TASK INPUT:

☆ ☆ ☆ ☆

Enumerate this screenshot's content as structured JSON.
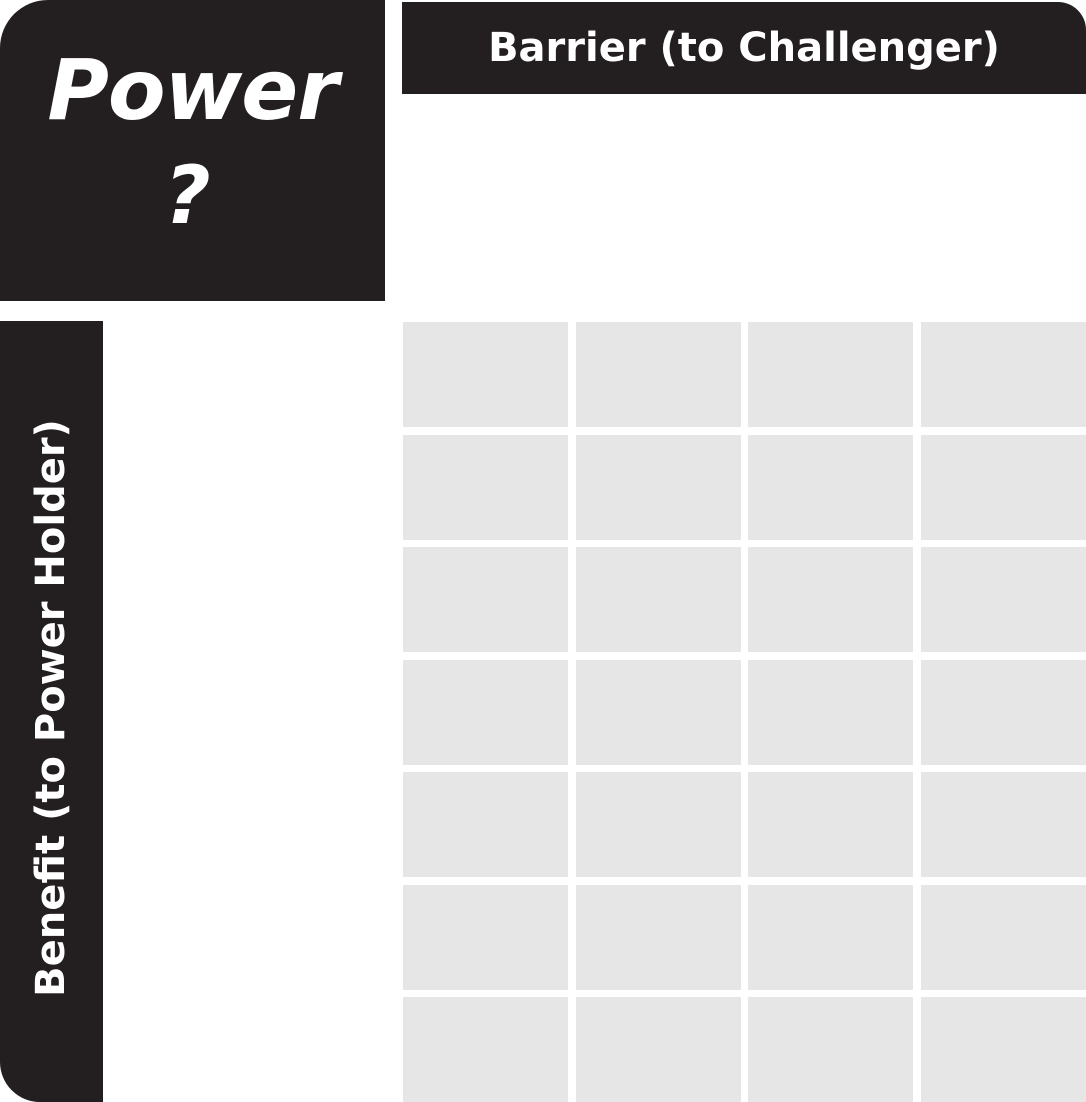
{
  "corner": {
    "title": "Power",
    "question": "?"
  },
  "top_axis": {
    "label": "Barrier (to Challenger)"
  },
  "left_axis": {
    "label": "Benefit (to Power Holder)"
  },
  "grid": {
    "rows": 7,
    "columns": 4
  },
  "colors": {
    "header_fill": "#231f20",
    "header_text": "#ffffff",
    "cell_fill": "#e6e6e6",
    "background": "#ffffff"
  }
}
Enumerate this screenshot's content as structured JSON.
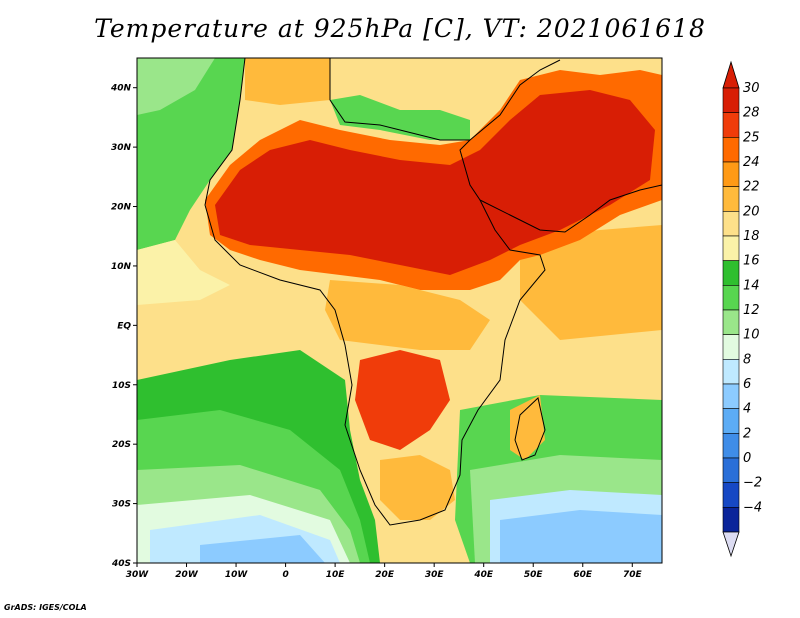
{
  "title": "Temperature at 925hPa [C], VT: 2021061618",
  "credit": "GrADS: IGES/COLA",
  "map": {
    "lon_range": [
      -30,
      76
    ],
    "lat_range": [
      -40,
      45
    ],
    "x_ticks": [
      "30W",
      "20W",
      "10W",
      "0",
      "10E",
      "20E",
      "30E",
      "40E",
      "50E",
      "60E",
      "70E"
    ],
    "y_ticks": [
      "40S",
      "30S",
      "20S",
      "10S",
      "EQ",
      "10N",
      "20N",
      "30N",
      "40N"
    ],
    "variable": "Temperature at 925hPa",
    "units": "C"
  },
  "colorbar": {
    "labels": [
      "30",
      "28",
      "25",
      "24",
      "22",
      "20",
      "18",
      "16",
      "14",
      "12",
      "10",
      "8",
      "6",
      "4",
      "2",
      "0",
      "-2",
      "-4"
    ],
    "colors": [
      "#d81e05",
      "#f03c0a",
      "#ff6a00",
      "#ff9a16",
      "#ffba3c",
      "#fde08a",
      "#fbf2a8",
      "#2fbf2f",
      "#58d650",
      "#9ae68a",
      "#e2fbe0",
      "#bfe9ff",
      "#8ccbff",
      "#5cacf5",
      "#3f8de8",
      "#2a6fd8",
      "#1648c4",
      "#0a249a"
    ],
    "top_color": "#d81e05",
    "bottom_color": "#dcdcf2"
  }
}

☆ ☆ ☆ ☆

Reproduce all of the material exactly, apart from the pictures.

Enumerate this screenshot's content as structured JSON.
{
  "corner": {
    "title": "Power",
    "question": "?"
  },
  "top_axis": {
    "label": "Barrier (to Challenger)"
  },
  "left_axis": {
    "label": "Benefit (to Power Holder)"
  },
  "grid": {
    "rows": 7,
    "columns": 4
  },
  "colors": {
    "header_fill": "#231f20",
    "header_text": "#ffffff",
    "cell_fill": "#e6e6e6",
    "background": "#ffffff"
  }
}
Enumerate this screenshot's content as structured JSON.
{
  "title": "Temperature at 925hPa [C], VT: 2021061618",
  "credit": "GrADS: IGES/COLA",
  "map": {
    "lon_range": [
      -30,
      76
    ],
    "lat_range": [
      -40,
      45
    ],
    "x_ticks": [
      "30W",
      "20W",
      "10W",
      "0",
      "10E",
      "20E",
      "30E",
      "40E",
      "50E",
      "60E",
      "70E"
    ],
    "y_ticks": [
      "40S",
      "30S",
      "20S",
      "10S",
      "EQ",
      "10N",
      "20N",
      "30N",
      "40N"
    ],
    "variable": "Temperature at 925hPa",
    "units": "C"
  },
  "colorbar": {
    "labels": [
      "30",
      "28",
      "25",
      "24",
      "22",
      "20",
      "18",
      "16",
      "14",
      "12",
      "10",
      "8",
      "6",
      "4",
      "2",
      "0",
      "-2",
      "-4"
    ],
    "colors": [
      "#d81e05",
      "#f03c0a",
      "#ff6a00",
      "#ff9a16",
      "#ffba3c",
      "#fde08a",
      "#fbf2a8",
      "#2fbf2f",
      "#58d650",
      "#9ae68a",
      "#e2fbe0",
      "#bfe9ff",
      "#8ccbff",
      "#5cacf5",
      "#3f8de8",
      "#2a6fd8",
      "#1648c4",
      "#0a249a"
    ],
    "top_color": "#d81e05",
    "bottom_color": "#dcdcf2"
  }
}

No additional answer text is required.